[Stored dataset items]
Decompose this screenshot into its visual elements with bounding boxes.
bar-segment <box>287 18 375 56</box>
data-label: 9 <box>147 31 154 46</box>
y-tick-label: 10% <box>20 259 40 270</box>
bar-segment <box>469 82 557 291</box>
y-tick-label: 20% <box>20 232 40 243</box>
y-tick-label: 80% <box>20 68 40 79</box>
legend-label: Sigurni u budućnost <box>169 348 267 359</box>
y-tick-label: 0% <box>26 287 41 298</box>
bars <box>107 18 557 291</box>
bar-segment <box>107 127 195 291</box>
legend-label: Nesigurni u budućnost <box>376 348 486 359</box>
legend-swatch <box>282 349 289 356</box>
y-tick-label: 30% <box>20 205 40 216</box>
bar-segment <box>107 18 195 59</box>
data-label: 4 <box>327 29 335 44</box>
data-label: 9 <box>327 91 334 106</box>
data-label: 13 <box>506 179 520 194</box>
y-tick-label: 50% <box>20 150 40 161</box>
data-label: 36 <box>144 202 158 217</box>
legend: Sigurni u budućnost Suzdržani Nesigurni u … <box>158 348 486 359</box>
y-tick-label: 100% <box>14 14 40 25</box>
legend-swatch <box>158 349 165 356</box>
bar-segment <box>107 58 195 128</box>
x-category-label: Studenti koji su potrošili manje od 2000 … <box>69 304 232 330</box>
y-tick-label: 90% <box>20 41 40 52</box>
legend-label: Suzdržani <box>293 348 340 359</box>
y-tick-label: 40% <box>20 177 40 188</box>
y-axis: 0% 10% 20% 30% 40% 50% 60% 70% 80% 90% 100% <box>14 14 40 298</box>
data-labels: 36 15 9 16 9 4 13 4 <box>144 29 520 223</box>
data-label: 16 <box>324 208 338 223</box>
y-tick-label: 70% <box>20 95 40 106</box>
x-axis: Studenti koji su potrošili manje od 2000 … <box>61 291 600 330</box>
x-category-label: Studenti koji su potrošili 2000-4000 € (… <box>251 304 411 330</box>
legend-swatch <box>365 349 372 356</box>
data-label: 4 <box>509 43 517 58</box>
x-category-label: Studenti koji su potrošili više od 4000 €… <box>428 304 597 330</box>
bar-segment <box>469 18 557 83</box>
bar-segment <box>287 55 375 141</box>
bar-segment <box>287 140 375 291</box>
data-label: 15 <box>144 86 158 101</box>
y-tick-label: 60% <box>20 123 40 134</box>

Required task >> Pick out each line of the data above that contains the string "Suzdržani" and copy those lines.

Response for this exercise >>
legend: Sigurni u budućnost Suzdržani Nesigurni u … <box>158 348 486 359</box>
legend-label: Suzdržani <box>293 348 340 359</box>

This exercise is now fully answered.